Page:

__________________________________________________

Rien ne remplace la tension et les conditions « sans filets » du live : le concert et le récital offrent ici un écrin stimulant pour l’inventivité sensible du pianiste Kissin qui publie pour Deutsche Grammophon, 2 cd exclusivement dédiés au génie libertaire, révolutionnaire, inclassable, – prométhéen-, du grand Ludwig. Le cd 1 fait valoir la saisissante ductilité du toucher de Kissin, sa qualité à varier, caractériser, investir chaque séquence, malgré une vertigineuse diversité de rythmes comme d’atmosphères. La n°3 opus 2.3 (Séoul, 2006), diffuse une expressivité facétieuse, enjouée entre Mozart et le premier Beethoven (effervescence et électisation de son finale : Allegro assai).

Plus encore fougueux dans une ivresse et radicalité aux contrastes parfois violents et râgeurs, les 32 Variations de 1807 (Montpellier, 2007), accroche constamment l’écoute et l’attention par leur frénésie ivre et vertigineuse, où le toucher ose toutes les émotions, vrai creuset de sentiments et humeurs les plus variés : Kissin met sa formidable implication et éloquence digitale au service des 32 séquences qui montrent l’étendue de l’imagination beethovénienne. Sidérant. Enregistrée plus récemment à Carnegie Hall en 2012, La Clair de lune (1801), en prise plus lointaine et presque diluée et fantomatique enchante par la souplesse caressante, infiniment nostalgique de ses tempi, dès le premier épisode (Adagio sostenuto) et sa rêverie à la fois hallucinée et blessée. L’Allegretto et le Trio qui composent le second mouvement captivent par leur juvénilité et leur insouciance, nettoyées de toutes tension. Puis le Presto agitato, abordé stricto sensu, impose un rythme endiablé à l’irrépressible précipitation, – une urgence inextinguible, -vraie course délirante dont la motricité laisse déconcerté par la charge violente qui s’est libérée soudainement sous les doigts fabuleux du pianiste habité. La pensée de l’interprète dessine des cheminements absolument fascinants, assumés, et même terrifiant par le extrême intensité. Magistral.

__________________________________________________

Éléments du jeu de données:
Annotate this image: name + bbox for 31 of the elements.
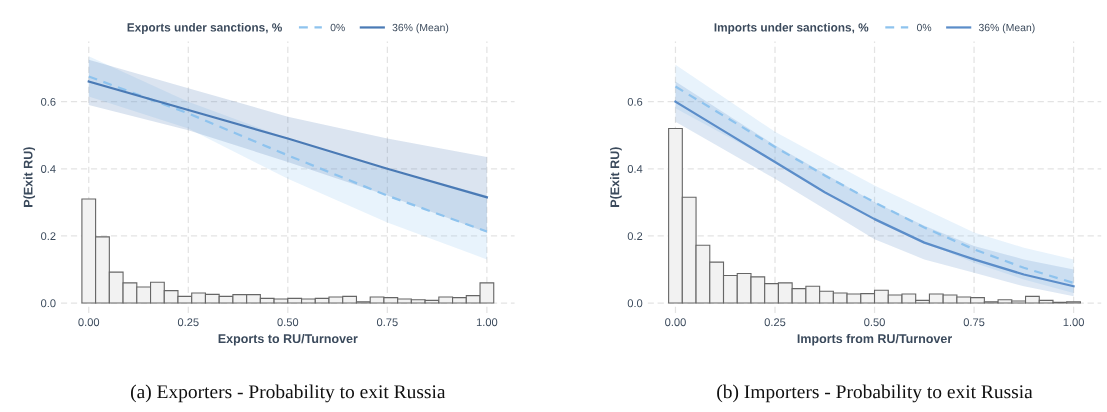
y-tick-label: 0.6 [627, 97, 643, 106]
x-tick-label: 0.00 [78, 318, 100, 327]
x-tick-label: 1.00 [1063, 318, 1084, 327]
y-tick-label: 0.2 [41, 232, 56, 241]
x-tick-label: 0.75 [376, 318, 398, 327]
x-tick-label: 1.00 [476, 318, 498, 327]
legend-title: Imports under sanctions, % [714, 22, 869, 34]
x-axis-title: Exports to RU/Turnover [218, 333, 358, 346]
y-tick-label: 0.0 [41, 299, 56, 308]
y-tick-label: 0.2 [627, 232, 643, 241]
x-tick-label: 0.75 [963, 318, 985, 327]
x-tick-label: 0.25 [177, 318, 199, 327]
y-tick-label: 0.4 [41, 165, 56, 173]
legend-label: 0% [330, 23, 345, 32]
x-axis-title: Imports from RU/Turnover [797, 333, 953, 346]
legend-title: Exports under sanctions, % [127, 22, 282, 34]
x-tick-label: 0.00 [665, 318, 686, 327]
text: (b) Importers - Probability to exit Russia [717, 384, 1033, 403]
y-tick-label: 0.6 [41, 97, 56, 106]
y-axis-title: P(Exit RU) [610, 147, 622, 207]
legend-label: 0% [916, 23, 932, 32]
legend-label: 36% (Mean) [978, 23, 1035, 34]
x-tick-label: 0.25 [764, 318, 786, 327]
x-tick-label: 0.50 [864, 318, 885, 327]
y-tick-label: 0.0 [627, 299, 643, 308]
legend-label: 36% (Mean) [392, 23, 449, 34]
y-axis-title: P(Exit RU) [23, 147, 36, 207]
y-tick-label: 0.4 [627, 165, 643, 173]
line-series [87, 80, 488, 199]
x-tick-label: 0.50 [277, 318, 299, 327]
text: (a) Exporters - Probability to exit Russia [130, 384, 446, 403]
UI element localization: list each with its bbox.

__________________________________________________

Consigne 1: Reprenez sous forme de liste le paragraphe de la critique qui commence par « Rien ne remplace la tension », en gardant ses faits principaux.
Consigne 2: Poursuivez la critique des disques de Kissin consacrés à Beethoven à partir de sa dernière phrase.

Réponse 1:
- Le live, avec sa tension et ses conditions « sans filets », stimule l'inventivité du pianiste Kissin.
- Kissin publie chez Deutsche Grammophon deux CD consacrés uniquement à Beethoven.
- Le CD 1 montre la souplesse de son toucher et sa capacité à donner un caractère propre à chaque passage, malgré une grande variété de rythmes et d'atmosphères.
- La n°3 opus 2.3 (Séoul, 2006) est espiègle et enjouée, entre Mozart et le premier Beethoven, avec un finale (Allegro assai) plein d'effervescence.

Réponse 2:
 

Le cd2 est emblématique de la fureur articulée toujours éminament méditative et intérieure dont est capable le Kissin d’aujourd’hui, jamais épais ni large, malgré sa filiation avec l’école russe de piano ; mais d’une vibrante sensibilité, sachant fusionner articulation et puissance. Très récente (Concertgebouw Amsterdam, 2016), l’Appassionata (1805), crépite, se tend, bondit, – véritable félin, plus guépard muscles saillants que lutin enchanteur, Kissin moderne affirme
une énergie radicale qui réinvente totalement la puissance architectonique de la Sonate Beethovénienne. Il en traverse et en exprime toutes les perspectives et audaces avec une fureur à peine masquée, mais ô combien maîtrisée, toujours colorée, galbée avec un esprit crépusculaire, hautement romantique : vif argent, à la volonté et à l’ambition exacerbées. D’une radicalité à la fois expérimentale et révolutionnaire. Beethoven se dresse alors en guide, visionnaire, agent, acteur d’un nouveau monde. Ligne et cri à la fois, Kissin fait surgir hors de la partition toute la force d’un génie qui fait exploser le cadre. Magistrale hauteur de vue (Allegro assai initial). Bâtisseur et non destructeur, l’autorité poétique qui pilote et conduit l’Andante con moto frappe par sa largeur de vue là encore.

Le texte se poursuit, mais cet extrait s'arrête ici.